Which lines in the material below contain the word "constructe"? Copy each of them.

** begin **

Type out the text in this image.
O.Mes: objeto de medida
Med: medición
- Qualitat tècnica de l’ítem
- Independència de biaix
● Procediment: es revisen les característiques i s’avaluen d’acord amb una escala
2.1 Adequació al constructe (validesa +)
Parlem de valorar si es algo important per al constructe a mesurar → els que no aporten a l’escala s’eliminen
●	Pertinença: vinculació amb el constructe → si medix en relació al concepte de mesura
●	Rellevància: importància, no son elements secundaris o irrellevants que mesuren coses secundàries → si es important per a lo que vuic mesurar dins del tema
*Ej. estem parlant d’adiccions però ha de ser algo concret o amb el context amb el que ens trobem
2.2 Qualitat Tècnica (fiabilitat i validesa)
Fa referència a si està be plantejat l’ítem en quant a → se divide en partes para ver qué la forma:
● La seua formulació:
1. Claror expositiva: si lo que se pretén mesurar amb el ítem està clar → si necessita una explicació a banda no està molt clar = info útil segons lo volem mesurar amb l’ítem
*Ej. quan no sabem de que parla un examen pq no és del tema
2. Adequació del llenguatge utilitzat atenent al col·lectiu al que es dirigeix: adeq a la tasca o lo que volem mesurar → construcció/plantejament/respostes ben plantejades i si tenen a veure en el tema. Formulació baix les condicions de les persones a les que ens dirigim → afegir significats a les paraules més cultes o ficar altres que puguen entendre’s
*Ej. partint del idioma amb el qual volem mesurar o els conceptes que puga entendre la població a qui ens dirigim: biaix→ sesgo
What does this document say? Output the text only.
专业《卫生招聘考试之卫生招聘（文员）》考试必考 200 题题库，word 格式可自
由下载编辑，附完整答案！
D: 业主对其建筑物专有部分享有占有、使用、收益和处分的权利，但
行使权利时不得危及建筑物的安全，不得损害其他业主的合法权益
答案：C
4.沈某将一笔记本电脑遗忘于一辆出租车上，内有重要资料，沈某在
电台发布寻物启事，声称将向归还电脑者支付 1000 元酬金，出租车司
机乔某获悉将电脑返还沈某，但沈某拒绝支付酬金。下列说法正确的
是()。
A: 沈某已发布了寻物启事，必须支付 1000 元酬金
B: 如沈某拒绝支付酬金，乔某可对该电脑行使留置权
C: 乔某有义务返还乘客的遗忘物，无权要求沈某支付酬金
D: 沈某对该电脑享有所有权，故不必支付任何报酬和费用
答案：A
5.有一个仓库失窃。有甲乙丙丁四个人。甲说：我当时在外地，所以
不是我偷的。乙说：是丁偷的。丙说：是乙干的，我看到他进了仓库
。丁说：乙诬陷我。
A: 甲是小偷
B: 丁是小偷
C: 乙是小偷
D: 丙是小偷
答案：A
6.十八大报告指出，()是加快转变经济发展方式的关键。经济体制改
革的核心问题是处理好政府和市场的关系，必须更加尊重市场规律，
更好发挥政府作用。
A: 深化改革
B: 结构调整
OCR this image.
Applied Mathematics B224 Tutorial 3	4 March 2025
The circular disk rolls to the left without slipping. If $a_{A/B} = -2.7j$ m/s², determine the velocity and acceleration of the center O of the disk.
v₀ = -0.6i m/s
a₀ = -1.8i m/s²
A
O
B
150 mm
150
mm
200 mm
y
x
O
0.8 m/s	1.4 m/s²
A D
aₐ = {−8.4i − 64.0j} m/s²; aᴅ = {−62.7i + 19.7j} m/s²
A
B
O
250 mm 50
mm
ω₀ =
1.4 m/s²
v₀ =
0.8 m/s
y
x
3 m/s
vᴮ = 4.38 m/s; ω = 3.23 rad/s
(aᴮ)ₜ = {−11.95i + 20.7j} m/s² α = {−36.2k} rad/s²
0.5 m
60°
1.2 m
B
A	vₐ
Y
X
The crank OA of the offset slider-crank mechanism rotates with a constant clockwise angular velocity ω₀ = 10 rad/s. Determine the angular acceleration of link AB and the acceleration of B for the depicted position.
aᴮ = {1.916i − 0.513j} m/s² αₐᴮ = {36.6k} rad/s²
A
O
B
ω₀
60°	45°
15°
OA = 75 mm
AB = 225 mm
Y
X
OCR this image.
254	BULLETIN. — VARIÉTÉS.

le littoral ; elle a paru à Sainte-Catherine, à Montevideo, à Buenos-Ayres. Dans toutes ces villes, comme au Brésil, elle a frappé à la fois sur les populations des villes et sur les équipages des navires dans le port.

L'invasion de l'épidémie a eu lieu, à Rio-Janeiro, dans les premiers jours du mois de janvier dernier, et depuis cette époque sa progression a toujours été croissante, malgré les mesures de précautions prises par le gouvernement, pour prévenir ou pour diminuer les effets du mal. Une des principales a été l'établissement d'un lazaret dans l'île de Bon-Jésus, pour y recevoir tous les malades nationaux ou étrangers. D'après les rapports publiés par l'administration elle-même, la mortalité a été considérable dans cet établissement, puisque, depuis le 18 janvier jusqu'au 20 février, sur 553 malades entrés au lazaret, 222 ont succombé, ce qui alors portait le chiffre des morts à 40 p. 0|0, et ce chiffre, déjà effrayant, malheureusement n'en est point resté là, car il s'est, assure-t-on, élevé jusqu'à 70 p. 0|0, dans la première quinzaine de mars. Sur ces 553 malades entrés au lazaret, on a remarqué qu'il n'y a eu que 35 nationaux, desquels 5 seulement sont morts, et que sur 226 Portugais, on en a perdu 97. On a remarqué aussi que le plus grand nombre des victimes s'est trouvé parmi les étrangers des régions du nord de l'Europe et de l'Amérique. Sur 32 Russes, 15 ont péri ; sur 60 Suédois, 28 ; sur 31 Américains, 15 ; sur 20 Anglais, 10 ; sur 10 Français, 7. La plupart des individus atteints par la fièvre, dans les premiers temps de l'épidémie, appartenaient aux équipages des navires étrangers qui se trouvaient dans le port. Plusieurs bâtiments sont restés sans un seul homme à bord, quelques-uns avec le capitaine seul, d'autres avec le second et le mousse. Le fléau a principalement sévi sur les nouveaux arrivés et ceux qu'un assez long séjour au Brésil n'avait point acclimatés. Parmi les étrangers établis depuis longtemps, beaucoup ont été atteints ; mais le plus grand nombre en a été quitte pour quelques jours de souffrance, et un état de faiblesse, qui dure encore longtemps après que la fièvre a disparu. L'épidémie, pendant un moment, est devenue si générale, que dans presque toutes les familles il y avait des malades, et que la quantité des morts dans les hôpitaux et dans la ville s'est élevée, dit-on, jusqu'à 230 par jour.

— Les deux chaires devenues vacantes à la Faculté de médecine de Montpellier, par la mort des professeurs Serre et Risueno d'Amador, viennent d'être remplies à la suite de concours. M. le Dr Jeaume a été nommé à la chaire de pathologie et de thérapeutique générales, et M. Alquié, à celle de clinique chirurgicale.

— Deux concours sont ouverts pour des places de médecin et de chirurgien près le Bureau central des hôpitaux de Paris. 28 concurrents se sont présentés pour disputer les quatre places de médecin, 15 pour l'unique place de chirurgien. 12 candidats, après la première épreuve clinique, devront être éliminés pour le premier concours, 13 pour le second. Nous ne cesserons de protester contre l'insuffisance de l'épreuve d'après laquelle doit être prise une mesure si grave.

** end **

● Response for this exercise:
2.1 Adequació al constructe (validesa +)
Parlem de valorar si es algo important per al constructe a mesurar → els que no aporten a l’escala s’eliminen
●	Pertinença: vinculació amb el constructe → si medix en relació al concepte de mesura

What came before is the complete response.